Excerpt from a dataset
========================================

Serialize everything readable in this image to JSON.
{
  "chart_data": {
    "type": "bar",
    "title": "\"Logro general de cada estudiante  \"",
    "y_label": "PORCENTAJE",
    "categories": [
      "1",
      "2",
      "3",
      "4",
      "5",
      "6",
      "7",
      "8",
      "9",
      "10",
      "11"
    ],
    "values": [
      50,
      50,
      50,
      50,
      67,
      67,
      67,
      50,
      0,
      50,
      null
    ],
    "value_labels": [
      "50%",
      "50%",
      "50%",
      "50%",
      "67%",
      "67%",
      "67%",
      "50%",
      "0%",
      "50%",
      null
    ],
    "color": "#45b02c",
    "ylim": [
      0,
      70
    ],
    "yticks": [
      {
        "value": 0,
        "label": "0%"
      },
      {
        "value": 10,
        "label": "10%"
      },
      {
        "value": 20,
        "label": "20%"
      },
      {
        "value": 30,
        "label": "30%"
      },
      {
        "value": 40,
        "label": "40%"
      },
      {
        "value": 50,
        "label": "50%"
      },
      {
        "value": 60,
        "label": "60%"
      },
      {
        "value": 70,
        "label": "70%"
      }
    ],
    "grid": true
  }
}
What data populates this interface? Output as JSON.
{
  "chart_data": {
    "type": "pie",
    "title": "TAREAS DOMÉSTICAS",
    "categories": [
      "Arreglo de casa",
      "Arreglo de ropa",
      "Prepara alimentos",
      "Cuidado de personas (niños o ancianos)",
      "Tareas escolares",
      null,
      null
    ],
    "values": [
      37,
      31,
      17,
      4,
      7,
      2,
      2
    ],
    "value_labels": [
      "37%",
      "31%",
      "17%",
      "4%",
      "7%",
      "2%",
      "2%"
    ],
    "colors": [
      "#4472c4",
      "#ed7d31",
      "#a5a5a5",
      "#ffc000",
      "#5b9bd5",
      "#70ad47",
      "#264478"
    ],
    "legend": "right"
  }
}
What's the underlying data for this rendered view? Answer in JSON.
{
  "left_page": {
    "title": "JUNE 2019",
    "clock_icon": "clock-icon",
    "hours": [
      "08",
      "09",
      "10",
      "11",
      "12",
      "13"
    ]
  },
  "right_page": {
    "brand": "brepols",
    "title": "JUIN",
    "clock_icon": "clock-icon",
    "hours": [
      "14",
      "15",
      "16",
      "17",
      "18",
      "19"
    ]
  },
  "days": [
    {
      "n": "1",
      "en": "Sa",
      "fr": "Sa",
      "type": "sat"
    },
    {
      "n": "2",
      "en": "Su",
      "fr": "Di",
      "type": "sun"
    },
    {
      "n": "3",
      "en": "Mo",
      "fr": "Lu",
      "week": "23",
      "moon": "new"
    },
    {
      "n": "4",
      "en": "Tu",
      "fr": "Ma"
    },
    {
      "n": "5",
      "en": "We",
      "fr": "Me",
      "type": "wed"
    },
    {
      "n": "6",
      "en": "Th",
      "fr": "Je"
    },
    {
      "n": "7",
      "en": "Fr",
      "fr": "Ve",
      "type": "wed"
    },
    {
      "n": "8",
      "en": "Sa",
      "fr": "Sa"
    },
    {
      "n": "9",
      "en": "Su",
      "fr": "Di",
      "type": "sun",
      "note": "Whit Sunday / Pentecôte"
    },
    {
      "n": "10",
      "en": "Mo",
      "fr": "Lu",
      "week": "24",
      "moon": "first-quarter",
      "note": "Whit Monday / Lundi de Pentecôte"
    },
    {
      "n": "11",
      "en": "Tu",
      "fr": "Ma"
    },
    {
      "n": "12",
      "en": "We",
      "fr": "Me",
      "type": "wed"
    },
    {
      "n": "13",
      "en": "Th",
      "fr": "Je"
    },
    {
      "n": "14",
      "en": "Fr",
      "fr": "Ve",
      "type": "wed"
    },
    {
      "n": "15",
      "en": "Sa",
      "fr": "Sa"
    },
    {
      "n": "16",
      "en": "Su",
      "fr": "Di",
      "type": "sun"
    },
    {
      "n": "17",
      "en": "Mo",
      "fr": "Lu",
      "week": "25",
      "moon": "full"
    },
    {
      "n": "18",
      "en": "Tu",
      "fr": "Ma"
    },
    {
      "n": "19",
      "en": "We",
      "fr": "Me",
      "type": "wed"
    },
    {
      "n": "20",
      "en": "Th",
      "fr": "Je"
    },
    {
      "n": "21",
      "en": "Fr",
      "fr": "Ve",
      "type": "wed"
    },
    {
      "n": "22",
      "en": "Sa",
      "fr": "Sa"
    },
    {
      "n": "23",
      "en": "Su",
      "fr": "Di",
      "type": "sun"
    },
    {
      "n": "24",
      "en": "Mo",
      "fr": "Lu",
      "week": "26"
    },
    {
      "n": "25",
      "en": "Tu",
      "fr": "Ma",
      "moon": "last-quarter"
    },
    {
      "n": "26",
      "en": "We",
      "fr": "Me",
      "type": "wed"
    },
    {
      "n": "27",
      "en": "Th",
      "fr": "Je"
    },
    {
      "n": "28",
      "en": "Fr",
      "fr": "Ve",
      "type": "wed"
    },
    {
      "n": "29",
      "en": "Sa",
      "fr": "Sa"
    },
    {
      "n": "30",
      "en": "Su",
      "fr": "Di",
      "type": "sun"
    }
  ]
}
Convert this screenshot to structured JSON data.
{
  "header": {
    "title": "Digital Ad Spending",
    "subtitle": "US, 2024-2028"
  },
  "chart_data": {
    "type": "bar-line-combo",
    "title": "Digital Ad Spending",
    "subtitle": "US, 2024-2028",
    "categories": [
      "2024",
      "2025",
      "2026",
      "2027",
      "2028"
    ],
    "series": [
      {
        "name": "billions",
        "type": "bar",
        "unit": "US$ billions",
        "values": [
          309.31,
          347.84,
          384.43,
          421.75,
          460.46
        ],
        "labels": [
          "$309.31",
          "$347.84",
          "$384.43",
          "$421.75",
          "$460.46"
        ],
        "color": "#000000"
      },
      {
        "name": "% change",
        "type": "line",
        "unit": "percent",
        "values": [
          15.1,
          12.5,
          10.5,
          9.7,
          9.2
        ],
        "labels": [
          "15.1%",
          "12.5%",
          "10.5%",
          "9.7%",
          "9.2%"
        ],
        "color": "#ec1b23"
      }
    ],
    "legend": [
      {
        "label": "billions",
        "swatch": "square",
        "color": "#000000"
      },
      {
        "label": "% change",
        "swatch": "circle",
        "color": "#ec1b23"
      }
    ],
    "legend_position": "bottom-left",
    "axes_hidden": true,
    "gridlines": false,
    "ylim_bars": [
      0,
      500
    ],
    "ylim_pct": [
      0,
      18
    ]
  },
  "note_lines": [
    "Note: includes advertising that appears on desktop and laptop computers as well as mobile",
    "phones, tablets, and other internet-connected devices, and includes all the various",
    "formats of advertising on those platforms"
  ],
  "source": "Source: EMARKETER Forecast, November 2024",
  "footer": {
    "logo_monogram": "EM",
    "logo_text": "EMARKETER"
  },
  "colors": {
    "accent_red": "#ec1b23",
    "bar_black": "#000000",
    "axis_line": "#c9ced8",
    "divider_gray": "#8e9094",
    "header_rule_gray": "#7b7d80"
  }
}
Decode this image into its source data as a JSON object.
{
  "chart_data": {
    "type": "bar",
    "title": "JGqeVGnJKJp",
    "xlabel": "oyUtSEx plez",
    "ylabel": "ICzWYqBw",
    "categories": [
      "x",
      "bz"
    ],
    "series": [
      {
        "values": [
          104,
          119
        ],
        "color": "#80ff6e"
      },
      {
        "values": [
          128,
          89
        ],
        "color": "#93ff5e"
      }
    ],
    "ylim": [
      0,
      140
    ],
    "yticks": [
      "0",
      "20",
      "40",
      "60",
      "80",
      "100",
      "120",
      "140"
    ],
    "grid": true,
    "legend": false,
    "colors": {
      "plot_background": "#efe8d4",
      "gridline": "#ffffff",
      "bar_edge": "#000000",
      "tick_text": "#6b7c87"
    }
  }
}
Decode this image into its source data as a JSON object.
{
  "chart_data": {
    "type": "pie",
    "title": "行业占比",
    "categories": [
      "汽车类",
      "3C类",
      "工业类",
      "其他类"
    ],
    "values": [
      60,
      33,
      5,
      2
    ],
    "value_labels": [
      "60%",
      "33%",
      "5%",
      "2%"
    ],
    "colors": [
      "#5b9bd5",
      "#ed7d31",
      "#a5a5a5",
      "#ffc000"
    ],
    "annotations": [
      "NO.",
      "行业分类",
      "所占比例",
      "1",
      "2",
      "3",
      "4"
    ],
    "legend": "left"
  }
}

========================================

■ **To do**
Which lines include "advertising"? Copy each of them out.

■ **Exercise output**
    "Note: includes advertising that appears on desktop and laptop computers as well as mobile",
    "formats of advertising on those platforms"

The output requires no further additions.